>>>

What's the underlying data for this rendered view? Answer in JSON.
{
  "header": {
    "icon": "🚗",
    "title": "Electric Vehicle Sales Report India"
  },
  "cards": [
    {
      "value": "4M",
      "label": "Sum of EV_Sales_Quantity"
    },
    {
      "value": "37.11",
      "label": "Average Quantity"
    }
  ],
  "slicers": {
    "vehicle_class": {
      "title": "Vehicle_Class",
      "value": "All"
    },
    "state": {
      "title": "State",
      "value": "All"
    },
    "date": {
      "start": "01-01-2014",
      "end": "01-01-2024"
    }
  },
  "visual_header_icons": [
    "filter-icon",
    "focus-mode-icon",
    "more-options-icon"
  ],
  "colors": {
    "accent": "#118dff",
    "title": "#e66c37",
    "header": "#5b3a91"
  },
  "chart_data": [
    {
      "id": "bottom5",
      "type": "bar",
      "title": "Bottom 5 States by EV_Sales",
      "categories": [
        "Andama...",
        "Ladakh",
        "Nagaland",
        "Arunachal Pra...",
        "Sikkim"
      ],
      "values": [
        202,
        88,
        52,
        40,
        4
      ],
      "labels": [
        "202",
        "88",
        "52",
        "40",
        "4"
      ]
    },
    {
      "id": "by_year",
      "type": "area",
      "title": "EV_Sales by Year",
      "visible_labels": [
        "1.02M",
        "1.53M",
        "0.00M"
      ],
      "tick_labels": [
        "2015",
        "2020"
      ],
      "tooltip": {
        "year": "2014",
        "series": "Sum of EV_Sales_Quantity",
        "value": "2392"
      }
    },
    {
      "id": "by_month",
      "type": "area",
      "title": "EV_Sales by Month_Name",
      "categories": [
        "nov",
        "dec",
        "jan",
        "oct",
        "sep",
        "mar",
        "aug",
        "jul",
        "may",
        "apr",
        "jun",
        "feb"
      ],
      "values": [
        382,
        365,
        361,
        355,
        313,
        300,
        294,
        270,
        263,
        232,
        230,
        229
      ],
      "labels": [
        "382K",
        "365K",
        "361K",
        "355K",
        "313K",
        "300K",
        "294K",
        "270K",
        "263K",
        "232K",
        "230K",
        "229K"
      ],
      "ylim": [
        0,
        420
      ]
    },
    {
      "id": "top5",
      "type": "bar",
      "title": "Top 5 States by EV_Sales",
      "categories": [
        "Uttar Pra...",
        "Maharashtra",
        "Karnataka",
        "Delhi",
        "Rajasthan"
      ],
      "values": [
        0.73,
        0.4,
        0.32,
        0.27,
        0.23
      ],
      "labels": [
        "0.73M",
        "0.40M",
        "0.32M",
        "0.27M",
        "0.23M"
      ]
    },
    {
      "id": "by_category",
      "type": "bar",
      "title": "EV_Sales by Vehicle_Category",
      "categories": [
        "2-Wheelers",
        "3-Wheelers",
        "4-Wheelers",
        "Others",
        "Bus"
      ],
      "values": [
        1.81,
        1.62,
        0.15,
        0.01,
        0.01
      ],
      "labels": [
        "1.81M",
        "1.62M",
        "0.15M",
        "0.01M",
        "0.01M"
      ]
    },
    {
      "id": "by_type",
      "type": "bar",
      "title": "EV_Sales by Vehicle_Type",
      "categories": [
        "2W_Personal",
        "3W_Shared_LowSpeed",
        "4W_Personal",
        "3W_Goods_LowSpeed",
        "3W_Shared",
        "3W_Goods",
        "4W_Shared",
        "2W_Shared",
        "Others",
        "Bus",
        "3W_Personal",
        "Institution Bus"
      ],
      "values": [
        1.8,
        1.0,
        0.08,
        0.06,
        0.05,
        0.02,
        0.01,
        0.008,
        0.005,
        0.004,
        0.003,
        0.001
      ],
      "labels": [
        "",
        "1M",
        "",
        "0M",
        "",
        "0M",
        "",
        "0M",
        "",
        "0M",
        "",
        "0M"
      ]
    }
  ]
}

<<<

> _PROBLEM TO SOLVE_: Please reproduce every line of the material word for word.

> _TASK RESULT_:
What's the underlying data for this rendered view? Answer in JSON.
{
  "header": {
    "icon": "🚗",
    "title": "Electric Vehicle Sales Report India"
  },
  "cards": [
    {
      "value": "4M",
      "label": "Sum of EV_Sales_Quantity"
    },
    {
      "value": "37.11",
      "label": "Average Quantity"
    }
  ],
  "slicers": {
    "vehicle_class": {
      "title": "Vehicle_Class",
      "value": "All"
    },
    "state": {
      "title": "State",
      "value": "All"
    },
    "date": {
      "start": "01-01-2014",
      "end": "01-01-2024"
    }
  },
  "visual_header_icons": [
    "filter-icon",
    "focus-mode-icon",
    "more-options-icon"
  ],
  "colors": {
    "accent": "#118dff",
    "title": "#e66c37",
    "header": "#5b3a91"
  },
  "chart_data": [
    {
      "id": "bottom5",
      "type": "bar",
      "title": "Bottom 5 States by EV_Sales",
      "categories": [
        "Andama...",
        "Ladakh",
        "Nagaland",
        "Arunachal Pra...",
        "Sikkim"
      ],
      "values": [
        202,
        88,
        52,
        40,
        4
      ],
      "labels": [
        "202",
        "88",
        "52",
        "40",
        "4"
      ]
    },
    {
      "id": "by_year",
      "type": "area",
      "title": "EV_Sales by Year",
      "visible_labels": [
        "1.02M",
        "1.53M",
        "0.00M"
      ],
      "tick_labels": [
        "2015",
        "2020"
      ],
      "tooltip": {
        "year": "2014",
        "series": "Sum of EV_Sales_Quantity",
        "value": "2392"
      }
    },
    {
      "id": "by_month",
      "type": "area",
      "title": "EV_Sales by Month_Name",
      "categories": [
        "nov",
        "dec",
        "jan",
        "oct",
        "sep",
        "mar",
        "aug",
        "jul",
        "may",
        "apr",
        "jun",
        "feb"
      ],
      "values": [
        382,
        365,
        361,
        355,
        313,
        300,
        294,
        270,
        263,
        232,
        230,
        229
      ],
      "labels": [
        "382K",
        "365K",
        "361K",
        "355K",
        "313K",
        "300K",
        "294K",
        "270K",
        "263K",
        "232K",
        "230K",
        "229K"
      ],
      "ylim": [
        0,
        420
      ]
    },
    {
      "id": "top5",
      "type": "bar",
      "title": "Top 5 States by EV_Sales",
      "categories": [
        "Uttar Pra...",
        "Maharashtra",
        "Karnataka",
        "Delhi",
        "Rajasthan"
      ],
      "values": [
        0.73,
        0.4,
        0.32,
        0.27,
        0.23
      ],
      "labels": [
        "0.73M",
        "0.40M",
        "0.32M",
        "0.27M",
        "0.23M"
      ]
    },
    {
      "id": "by_category",
      "type": "bar",
      "title": "EV_Sales by Vehicle_Category",
      "categories": [
        "2-Wheelers",
        "3-Wheelers",
        "4-Wheelers",
        "Others",
        "Bus"
      ],
      "values": [
        1.81,
        1.62,
        0.15,
        0.01,
        0.01
      ],
      "labels": [
        "1.81M",
        "1.62M",
        "0.15M",
        "0.01M",
        "0.01M"
      ]
    },
    {
      "id": "by_type",
      "type": "bar",
      "title": "EV_Sales by Vehicle_Type",
      "categories": [
        "2W_Personal",
        "3W_Shared_LowSpeed",
        "4W_Personal",
        "3W_Goods_LowSpeed",
        "3W_Shared",
        "3W_Goods",
        "4W_Shared",
        "2W_Shared",
        "Others",
        "Bus",
        "3W_Personal",
        "Institution Bus"
      ],
      "values": [
        1.8,
        1.0,
        0.08,
        0.06,
        0.05,
        0.02,
        0.01,
        0.008,
        0.005,
        0.004,
        0.003,
        0.001
      ],
      "labels": [
        "",
        "1M",
        "",
        "0M",
        "",
        "0M",
        "",
        "0M",
        "",
        "0M",
        "",
        "0M"
      ]
    }
  ]
}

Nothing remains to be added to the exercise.